**The input**:

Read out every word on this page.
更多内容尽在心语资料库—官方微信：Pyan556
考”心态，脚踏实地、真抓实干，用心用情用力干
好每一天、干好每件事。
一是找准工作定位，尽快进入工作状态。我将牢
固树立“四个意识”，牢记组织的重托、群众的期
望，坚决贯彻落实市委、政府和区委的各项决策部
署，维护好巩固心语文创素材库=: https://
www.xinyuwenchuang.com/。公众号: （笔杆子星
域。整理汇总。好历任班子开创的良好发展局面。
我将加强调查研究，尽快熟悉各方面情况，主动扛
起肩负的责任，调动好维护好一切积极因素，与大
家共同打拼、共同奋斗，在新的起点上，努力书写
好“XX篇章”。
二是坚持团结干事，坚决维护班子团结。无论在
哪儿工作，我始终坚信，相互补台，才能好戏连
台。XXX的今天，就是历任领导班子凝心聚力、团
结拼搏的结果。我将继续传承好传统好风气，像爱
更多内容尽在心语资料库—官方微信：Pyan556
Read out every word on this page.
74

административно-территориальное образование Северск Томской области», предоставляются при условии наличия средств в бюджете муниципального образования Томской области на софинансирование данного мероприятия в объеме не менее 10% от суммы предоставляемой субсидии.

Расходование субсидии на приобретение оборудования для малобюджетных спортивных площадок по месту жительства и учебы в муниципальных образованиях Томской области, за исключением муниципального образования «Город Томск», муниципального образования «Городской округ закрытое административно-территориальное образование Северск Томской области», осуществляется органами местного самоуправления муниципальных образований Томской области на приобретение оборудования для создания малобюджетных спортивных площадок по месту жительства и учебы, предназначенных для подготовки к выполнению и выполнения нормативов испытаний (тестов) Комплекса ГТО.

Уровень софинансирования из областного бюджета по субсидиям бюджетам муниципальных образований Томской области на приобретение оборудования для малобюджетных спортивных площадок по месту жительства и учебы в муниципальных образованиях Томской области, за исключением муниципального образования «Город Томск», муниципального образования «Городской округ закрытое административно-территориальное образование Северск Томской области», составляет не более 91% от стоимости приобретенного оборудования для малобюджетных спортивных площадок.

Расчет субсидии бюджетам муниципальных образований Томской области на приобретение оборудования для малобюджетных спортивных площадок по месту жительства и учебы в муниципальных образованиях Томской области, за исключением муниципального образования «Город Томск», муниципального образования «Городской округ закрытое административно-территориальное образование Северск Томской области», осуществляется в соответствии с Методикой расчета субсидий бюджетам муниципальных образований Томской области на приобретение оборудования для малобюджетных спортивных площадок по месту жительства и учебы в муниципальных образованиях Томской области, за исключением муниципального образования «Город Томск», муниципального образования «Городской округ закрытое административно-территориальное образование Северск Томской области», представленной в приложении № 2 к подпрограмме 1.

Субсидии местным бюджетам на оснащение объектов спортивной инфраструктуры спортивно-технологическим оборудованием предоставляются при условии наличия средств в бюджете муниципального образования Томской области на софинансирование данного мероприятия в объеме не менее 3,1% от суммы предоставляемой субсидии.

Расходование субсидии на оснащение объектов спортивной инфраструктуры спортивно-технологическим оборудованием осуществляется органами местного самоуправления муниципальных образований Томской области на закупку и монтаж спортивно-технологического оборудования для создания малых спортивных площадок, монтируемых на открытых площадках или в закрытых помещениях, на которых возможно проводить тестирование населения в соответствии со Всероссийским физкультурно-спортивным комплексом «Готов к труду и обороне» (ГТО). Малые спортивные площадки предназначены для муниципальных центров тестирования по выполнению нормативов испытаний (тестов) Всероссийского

**Written task**:
Isolate each line of the listing above that includes "нормативов". Copy it.

**The answer**:
Расходование субсидии на приобретение оборудования для малобюджетных спортивных площадок по месту жительства и учебы в муниципальных образованиях Томской области, за исключением муниципального образования «Город Томск», муниципального образования «Городской округ закрытое административно-территориальное образование Северск Томской области», осуществляется органами местного самоуправления муниципальных образований Томской области на приобретение оборудования для создания малобюджетных спортивных площадок по месту жительства и учебы, предназначенных для подготовки к выполнению и выполнения нормативов испытаний (тестов) Комплекса ГТО.
Расходование субсидии на оснащение объектов спортивной инфраструктуры спортивно-технологическим оборудованием осуществляется органами местного самоуправления муниципальных образований Томской области на закупку и монтаж спортивно-технологического оборудования для создания малых спортивных площадок, монтируемых на открытых площадках или в закрытых помещениях, на которых возможно проводить тестирование населения в соответствии со Всероссийским физкультурно-спортивным комплексом «Готов к труду и обороне» (ГТО). Малые спортивные площадки предназначены для муниципальных центров тестирования по выполнению нормативов испытаний (тестов) Всероссийского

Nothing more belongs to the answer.